━━━ INFORMATION SUPPLIED
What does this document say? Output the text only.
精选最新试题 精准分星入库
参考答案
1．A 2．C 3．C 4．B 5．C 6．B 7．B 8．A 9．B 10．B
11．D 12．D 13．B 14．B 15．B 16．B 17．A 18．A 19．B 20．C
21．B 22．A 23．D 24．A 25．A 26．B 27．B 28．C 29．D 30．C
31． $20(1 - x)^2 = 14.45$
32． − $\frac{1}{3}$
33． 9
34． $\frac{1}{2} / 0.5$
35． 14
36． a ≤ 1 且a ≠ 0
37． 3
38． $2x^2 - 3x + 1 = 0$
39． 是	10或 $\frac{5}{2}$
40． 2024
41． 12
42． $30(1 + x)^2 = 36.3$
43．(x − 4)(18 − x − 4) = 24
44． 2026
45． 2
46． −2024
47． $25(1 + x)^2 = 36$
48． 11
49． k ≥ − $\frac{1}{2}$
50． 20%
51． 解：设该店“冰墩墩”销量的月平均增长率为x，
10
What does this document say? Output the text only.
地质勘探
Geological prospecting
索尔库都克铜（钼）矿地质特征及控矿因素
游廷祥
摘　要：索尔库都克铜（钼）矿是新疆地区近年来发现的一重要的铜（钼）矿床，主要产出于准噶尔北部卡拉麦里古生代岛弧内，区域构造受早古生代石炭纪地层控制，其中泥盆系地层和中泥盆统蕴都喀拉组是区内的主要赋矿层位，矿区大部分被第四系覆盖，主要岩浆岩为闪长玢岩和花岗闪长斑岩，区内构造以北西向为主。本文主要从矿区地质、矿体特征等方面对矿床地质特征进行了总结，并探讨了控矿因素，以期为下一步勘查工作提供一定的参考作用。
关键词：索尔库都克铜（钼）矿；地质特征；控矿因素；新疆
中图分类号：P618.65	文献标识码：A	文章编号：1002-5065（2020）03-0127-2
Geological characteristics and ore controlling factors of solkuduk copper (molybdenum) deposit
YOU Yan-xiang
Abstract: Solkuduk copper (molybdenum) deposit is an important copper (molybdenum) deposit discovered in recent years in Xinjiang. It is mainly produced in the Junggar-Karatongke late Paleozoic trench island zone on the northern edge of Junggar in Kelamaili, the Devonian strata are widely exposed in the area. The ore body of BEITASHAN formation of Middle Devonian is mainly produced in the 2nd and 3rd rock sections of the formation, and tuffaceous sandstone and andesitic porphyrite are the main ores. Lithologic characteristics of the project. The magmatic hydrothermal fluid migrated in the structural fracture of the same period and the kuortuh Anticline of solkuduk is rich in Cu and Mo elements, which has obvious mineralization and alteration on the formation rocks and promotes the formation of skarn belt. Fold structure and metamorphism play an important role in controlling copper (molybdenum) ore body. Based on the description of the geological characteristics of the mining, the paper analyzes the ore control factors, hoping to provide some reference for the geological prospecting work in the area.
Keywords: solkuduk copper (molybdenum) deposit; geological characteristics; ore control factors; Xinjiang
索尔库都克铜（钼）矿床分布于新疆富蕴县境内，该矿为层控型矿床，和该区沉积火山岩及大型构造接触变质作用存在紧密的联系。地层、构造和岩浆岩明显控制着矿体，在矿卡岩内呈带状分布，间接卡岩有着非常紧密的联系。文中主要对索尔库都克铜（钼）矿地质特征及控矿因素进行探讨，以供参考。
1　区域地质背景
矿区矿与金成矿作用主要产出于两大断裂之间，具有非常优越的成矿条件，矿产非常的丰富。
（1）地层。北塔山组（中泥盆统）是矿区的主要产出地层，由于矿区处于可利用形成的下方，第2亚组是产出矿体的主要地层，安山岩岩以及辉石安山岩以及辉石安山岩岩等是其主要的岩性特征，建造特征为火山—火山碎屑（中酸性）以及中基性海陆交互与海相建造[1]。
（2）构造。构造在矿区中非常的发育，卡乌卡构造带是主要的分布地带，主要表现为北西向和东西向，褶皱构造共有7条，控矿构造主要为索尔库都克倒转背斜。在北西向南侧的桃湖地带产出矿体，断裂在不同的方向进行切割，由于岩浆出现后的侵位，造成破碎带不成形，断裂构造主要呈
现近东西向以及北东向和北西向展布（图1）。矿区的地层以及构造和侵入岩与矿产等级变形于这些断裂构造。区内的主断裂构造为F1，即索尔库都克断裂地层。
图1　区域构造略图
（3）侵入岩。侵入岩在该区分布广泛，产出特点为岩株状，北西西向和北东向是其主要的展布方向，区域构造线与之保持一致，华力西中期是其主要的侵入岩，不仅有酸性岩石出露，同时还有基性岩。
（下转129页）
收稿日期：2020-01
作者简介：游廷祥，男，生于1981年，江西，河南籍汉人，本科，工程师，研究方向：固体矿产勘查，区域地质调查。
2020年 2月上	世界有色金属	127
━━━━━━
WHAT TO WORK ON: Every line of the records above needs to be given again exactly.

REPLY TO THE TASK:
What does this document say? Output the text only.
精选最新试题 精准分星入库
参考答案
1．A 2．C 3．C 4．B 5．C 6．B 7．B 8．A 9．B 10．B
11．D 12．D 13．B 14．B 15．B 16．B 17．A 18．A 19．B 20．C
21．B 22．A 23．D 24．A 25．A 26．B 27．B 28．C 29．D 30．C
31． $20(1 - x)^2 = 14.45$
32． − $\frac{1}{3}$
33． 9
34． $\frac{1}{2} / 0.5$
35． 14
36． a ≤ 1 且a ≠ 0
37． 3
38． $2x^2 - 3x + 1 = 0$
39． 是	10或 $\frac{5}{2}$
40． 2024
41． 12
42． $30(1 + x)^2 = 36.3$
43．(x − 4)(18 − x − 4) = 24
44． 2026
45． 2
46． −2024
47． $25(1 + x)^2 = 36$
48． 11
49． k ≥ − $\frac{1}{2}$
50． 20%
51． 解：设该店“冰墩墩”销量的月平均增长率为x，
10
What does this document say? Output the text only.
地质勘探
Geological prospecting
索尔库都克铜（钼）矿地质特征及控矿因素
游廷祥
摘　要：索尔库都克铜（钼）矿是新疆地区近年来发现的一重要的铜（钼）矿床，主要产出于准噶尔北部卡拉麦里古生代岛弧内，区域构造受早古生代石炭纪地层控制，其中泥盆系地层和中泥盆统蕴都喀拉组是区内的主要赋矿层位，矿区大部分被第四系覆盖，主要岩浆岩为闪长玢岩和花岗闪长斑岩，区内构造以北西向为主。本文主要从矿区地质、矿体特征等方面对矿床地质特征进行了总结，并探讨了控矿因素，以期为下一步勘查工作提供一定的参考作用。
关键词：索尔库都克铜（钼）矿；地质特征；控矿因素；新疆
中图分类号：P618.65	文献标识码：A	文章编号：1002-5065（2020）03-0127-2
Geological characteristics and ore controlling factors of solkuduk copper (molybdenum) deposit
YOU Yan-xiang
Abstract: Solkuduk copper (molybdenum) deposit is an important copper (molybdenum) deposit discovered in recent years in Xinjiang. It is mainly produced in the Junggar-Karatongke late Paleozoic trench island zone on the northern edge of Junggar in Kelamaili, the Devonian strata are widely exposed in the area. The ore body of BEITASHAN formation of Middle Devonian is mainly produced in the 2nd and 3rd rock sections of the formation, and tuffaceous sandstone and andesitic porphyrite are the main ores. Lithologic characteristics of the project. The magmatic hydrothermal fluid migrated in the structural fracture of the same period and the kuortuh Anticline of solkuduk is rich in Cu and Mo elements, which has obvious mineralization and alteration on the formation rocks and promotes the formation of skarn belt. Fold structure and metamorphism play an important role in controlling copper (molybdenum) ore body. Based on the description of the geological characteristics of the mining, the paper analyzes the ore control factors, hoping to provide some reference for the geological prospecting work in the area.
Keywords: solkuduk copper (molybdenum) deposit; geological characteristics; ore control factors; Xinjiang
索尔库都克铜（钼）矿床分布于新疆富蕴县境内，该矿为层控型矿床，和该区沉积火山岩及大型构造接触变质作用存在紧密的联系。地层、构造和岩浆岩明显控制着矿体，在矿卡岩内呈带状分布，间接卡岩有着非常紧密的联系。文中主要对索尔库都克铜（钼）矿地质特征及控矿因素进行探讨，以供参考。
1　区域地质背景
矿区矿与金成矿作用主要产出于两大断裂之间，具有非常优越的成矿条件，矿产非常的丰富。
（1）地层。北塔山组（中泥盆统）是矿区的主要产出地层，由于矿区处于可利用形成的下方，第2亚组是产出矿体的主要地层，安山岩岩以及辉石安山岩以及辉石安山岩岩等是其主要的岩性特征，建造特征为火山—火山碎屑（中酸性）以及中基性海陆交互与海相建造[1]。
（2）构造。构造在矿区中非常的发育，卡乌卡构造带是主要的分布地带，主要表现为北西向和东西向，褶皱构造共有7条，控矿构造主要为索尔库都克倒转背斜。在北西向南侧的桃湖地带产出矿体，断裂在不同的方向进行切割，由于岩浆出现后的侵位，造成破碎带不成形，断裂构造主要呈
现近东西向以及北东向和北西向展布（图1）。矿区的地层以及构造和侵入岩与矿产等级变形于这些断裂构造。区内的主断裂构造为F1，即索尔库都克断裂地层。
图1　区域构造略图
（3）侵入岩。侵入岩在该区分布广泛，产出特点为岩株状，北西西向和北东向是其主要的展布方向，区域构造线与之保持一致，华力西中期是其主要的侵入岩，不仅有酸性岩石出露，同时还有基性岩。
（下转129页）
收稿日期：2020-01
作者简介：游廷祥，男，生于1981年，江西，河南籍汉人，本科，工程师，研究方向：固体矿产勘查，区域地质调查。
2020年 2月上	世界有色金属	127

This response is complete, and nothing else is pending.